■ TASK REQUIREMENTS: Keep the wording of each record exactly the same when you repeat it, and leave out pictures.

■ Extracted records:
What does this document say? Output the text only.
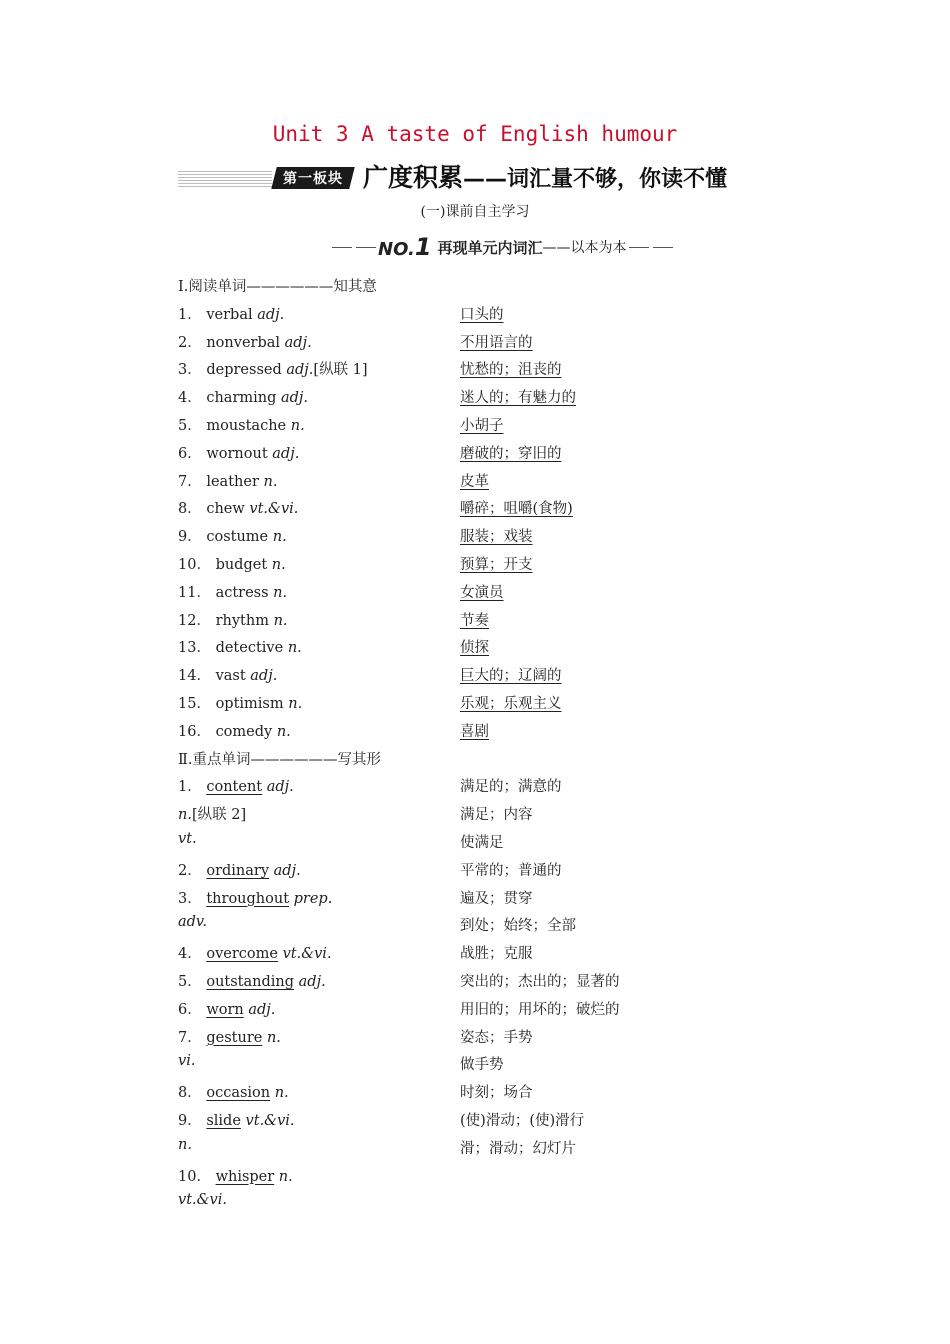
Unit 3 A taste of English humour
第一板块 广度积累——词汇量不够，你读不懂
(一)课前自主学习
NO.1 再现单元内词汇 ——以本为本
Ⅰ.阅读单词——————知其意
1． verbal adj.	口头的
2． nonverbal adj.	不用语言的
3． depressed adj.[纵联 1]	忧愁的；沮丧的
4． charming adj.	迷人的；有魅力的
5． moustache n.	小胡子
6． wornout adj.	磨破的；穿旧的
7． leather n.	皮革
8． chew vt.&vi.	嚼碎；咀嚼(食物)
9． costume n.	服装；戏装
10． budget n.	预算；开支
11． actress n.	女演员
12． rhythm n.	节奏
13． detective n.	侦探
14． vast adj.	巨大的；辽阔的
15． optimism n.	乐观；乐观主义
16． comedy n.	喜剧
Ⅱ.重点单词——————写其形
1． content adj.	满足的；满意的
n.[纵联 2]	满足；内容
vt.	使满足
2． ordinary adj.	平常的；普通的
3． throughout prep.	遍及；贯穿
adv.	到处；始终；全部
4． overcome vt.&vi.	战胜；克服
5． outstanding adj.	突出的；杰出的；显著的
6． worn adj.	用旧的；用坏的；破烂的
7． gesture n.	姿态；手势
vi.	做手势
8． occasion n.	时刻；场合
9． slide vt.&vi.	(使)滑动；(使)滑行
n.	滑；滑动；幻灯片
10． whisper n.
vt.&vi.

■ ANSWER IN FULL:
What does this document say? Output the text only.
Unit 3 A taste of English humour
第一板块 广度积累——词汇量不够，你读不懂
(一)课前自主学习
NO.1 再现单元内词汇 ——以本为本
Ⅰ.阅读单词——————知其意
1． verbal adj.	口头的
2． nonverbal adj.	不用语言的
3． depressed adj.[纵联 1]	忧愁的；沮丧的
4． charming adj.	迷人的；有魅力的
5． moustache n.	小胡子
6． wornout adj.	磨破的；穿旧的
7． leather n.	皮革
8． chew vt.&vi.	嚼碎；咀嚼(食物)
9． costume n.	服装；戏装
10． budget n.	预算；开支
11． actress n.	女演员
12． rhythm n.	节奏
13． detective n.	侦探
14． vast adj.	巨大的；辽阔的
15． optimism n.	乐观；乐观主义
16． comedy n.	喜剧
Ⅱ.重点单词——————写其形
1． content adj.	满足的；满意的
n.[纵联 2]	满足；内容
vt.	使满足
2． ordinary adj.	平常的；普通的
3． throughout prep.	遍及；贯穿
adv.	到处；始终；全部
4． overcome vt.&vi.	战胜；克服
5． outstanding adj.	突出的；杰出的；显著的
6． worn adj.	用旧的；用坏的；破烂的
7． gesture n.	姿态；手势
vi.	做手势
8． occasion n.	时刻；场合
9． slide vt.&vi.	(使)滑动；(使)滑行
n.	滑；滑动；幻灯片
10． whisper n.
vt.&vi.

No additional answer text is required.